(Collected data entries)
##########

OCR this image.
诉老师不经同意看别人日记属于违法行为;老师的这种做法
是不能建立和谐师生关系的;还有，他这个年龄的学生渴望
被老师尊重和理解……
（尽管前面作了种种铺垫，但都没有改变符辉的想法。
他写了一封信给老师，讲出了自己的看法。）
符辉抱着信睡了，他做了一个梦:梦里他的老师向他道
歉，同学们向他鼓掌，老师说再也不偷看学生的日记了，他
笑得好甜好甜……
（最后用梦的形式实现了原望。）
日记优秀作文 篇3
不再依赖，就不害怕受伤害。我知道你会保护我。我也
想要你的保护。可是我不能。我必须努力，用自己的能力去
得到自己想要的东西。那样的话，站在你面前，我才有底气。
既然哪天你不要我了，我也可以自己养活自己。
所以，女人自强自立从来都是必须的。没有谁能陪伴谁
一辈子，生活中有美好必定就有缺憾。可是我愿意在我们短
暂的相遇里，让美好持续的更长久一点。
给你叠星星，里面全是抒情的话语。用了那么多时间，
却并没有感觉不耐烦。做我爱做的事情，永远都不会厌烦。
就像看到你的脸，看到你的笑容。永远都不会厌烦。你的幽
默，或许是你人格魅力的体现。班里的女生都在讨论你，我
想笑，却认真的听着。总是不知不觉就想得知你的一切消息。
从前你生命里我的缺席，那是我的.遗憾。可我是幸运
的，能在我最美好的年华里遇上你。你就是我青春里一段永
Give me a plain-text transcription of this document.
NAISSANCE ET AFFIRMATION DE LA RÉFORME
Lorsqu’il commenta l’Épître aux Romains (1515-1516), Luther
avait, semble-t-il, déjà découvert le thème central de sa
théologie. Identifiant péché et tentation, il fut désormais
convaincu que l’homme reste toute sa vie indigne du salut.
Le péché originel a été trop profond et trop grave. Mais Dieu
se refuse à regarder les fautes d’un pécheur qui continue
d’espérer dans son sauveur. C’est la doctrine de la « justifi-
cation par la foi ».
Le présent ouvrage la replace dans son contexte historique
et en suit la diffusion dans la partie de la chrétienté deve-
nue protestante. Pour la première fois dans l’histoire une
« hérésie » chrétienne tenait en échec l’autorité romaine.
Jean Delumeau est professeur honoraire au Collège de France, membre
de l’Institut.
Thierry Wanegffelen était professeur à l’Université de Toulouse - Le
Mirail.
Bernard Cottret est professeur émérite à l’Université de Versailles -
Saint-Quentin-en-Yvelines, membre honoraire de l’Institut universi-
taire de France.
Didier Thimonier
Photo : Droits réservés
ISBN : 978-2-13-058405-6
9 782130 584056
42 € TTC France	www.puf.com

##########

### AIM:
Take the data above and return it exactly.

### FULL OUTPUT:
OCR this image.
诉老师不经同意看别人日记属于违法行为;老师的这种做法
是不能建立和谐师生关系的;还有，他这个年龄的学生渴望
被老师尊重和理解……
（尽管前面作了种种铺垫，但都没有改变符辉的想法。
他写了一封信给老师，讲出了自己的看法。）
符辉抱着信睡了，他做了一个梦:梦里他的老师向他道
歉，同学们向他鼓掌，老师说再也不偷看学生的日记了，他
笑得好甜好甜……
（最后用梦的形式实现了原望。）
日记优秀作文 篇3
不再依赖，就不害怕受伤害。我知道你会保护我。我也
想要你的保护。可是我不能。我必须努力，用自己的能力去
得到自己想要的东西。那样的话，站在你面前，我才有底气。
既然哪天你不要我了，我也可以自己养活自己。
所以，女人自强自立从来都是必须的。没有谁能陪伴谁
一辈子，生活中有美好必定就有缺憾。可是我愿意在我们短
暂的相遇里，让美好持续的更长久一点。
给你叠星星，里面全是抒情的话语。用了那么多时间，
却并没有感觉不耐烦。做我爱做的事情，永远都不会厌烦。
就像看到你的脸，看到你的笑容。永远都不会厌烦。你的幽
默，或许是你人格魅力的体现。班里的女生都在讨论你，我
想笑，却认真的听着。总是不知不觉就想得知你的一切消息。
从前你生命里我的缺席，那是我的.遗憾。可我是幸运
的，能在我最美好的年华里遇上你。你就是我青春里一段永
Give me a plain-text transcription of this document.
NAISSANCE ET AFFIRMATION DE LA RÉFORME
Lorsqu’il commenta l’Épître aux Romains (1515-1516), Luther
avait, semble-t-il, déjà découvert le thème central de sa
théologie. Identifiant péché et tentation, il fut désormais
convaincu que l’homme reste toute sa vie indigne du salut.
Le péché originel a été trop profond et trop grave. Mais Dieu
se refuse à regarder les fautes d’un pécheur qui continue
d’espérer dans son sauveur. C’est la doctrine de la « justifi-
cation par la foi ».
Le présent ouvrage la replace dans son contexte historique
et en suit la diffusion dans la partie de la chrétienté deve-
nue protestante. Pour la première fois dans l’histoire une
« hérésie » chrétienne tenait en échec l’autorité romaine.
Jean Delumeau est professeur honoraire au Collège de France, membre
de l’Institut.
Thierry Wanegffelen était professeur à l’Université de Toulouse - Le
Mirail.
Bernard Cottret est professeur émérite à l’Université de Versailles -
Saint-Quentin-en-Yvelines, membre honoraire de l’Institut universi-
taire de France.
Didier Thimonier
Photo : Droits réservés
ISBN : 978-2-13-058405-6
9 782130 584056
42 € TTC France	www.puf.com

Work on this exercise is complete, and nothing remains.